Task statement: Wherever the word "招聘申请表" appears in a line, copy that line.

Supplied data:
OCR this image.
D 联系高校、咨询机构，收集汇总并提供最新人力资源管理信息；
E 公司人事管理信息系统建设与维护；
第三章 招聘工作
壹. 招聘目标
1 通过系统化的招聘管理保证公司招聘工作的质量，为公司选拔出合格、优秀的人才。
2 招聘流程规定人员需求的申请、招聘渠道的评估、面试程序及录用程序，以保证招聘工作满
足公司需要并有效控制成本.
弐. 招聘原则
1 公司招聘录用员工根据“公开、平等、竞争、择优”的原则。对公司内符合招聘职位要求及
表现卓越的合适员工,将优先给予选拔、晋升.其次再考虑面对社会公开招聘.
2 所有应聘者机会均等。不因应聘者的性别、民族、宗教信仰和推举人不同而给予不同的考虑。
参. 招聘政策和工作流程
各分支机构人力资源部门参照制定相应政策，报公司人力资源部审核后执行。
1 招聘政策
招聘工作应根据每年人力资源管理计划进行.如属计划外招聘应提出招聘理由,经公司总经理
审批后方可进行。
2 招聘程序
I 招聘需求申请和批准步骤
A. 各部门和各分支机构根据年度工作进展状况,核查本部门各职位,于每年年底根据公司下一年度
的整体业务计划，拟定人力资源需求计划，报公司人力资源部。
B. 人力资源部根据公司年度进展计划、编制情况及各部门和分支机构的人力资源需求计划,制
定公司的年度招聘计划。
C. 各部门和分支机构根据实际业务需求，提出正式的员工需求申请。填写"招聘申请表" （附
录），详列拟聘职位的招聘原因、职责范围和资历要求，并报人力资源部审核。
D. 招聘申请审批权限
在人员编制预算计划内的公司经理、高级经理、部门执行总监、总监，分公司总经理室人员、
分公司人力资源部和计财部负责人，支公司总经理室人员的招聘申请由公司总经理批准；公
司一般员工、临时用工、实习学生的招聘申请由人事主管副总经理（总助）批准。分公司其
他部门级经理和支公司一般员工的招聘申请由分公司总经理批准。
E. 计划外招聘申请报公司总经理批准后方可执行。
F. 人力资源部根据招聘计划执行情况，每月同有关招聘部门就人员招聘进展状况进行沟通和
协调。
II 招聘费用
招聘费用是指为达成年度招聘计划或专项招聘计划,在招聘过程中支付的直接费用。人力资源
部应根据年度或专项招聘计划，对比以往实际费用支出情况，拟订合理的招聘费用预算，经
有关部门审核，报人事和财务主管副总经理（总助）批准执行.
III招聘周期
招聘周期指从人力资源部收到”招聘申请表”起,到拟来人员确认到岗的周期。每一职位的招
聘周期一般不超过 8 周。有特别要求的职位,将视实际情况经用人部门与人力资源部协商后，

Result:
C. 各部门和分支机构根据实际业务需求，提出正式的员工需求申请。填写"招聘申请表" （附
招聘周期指从人力资源部收到”招聘申请表”起,到拟来人员确认到岗的周期。每一职位的招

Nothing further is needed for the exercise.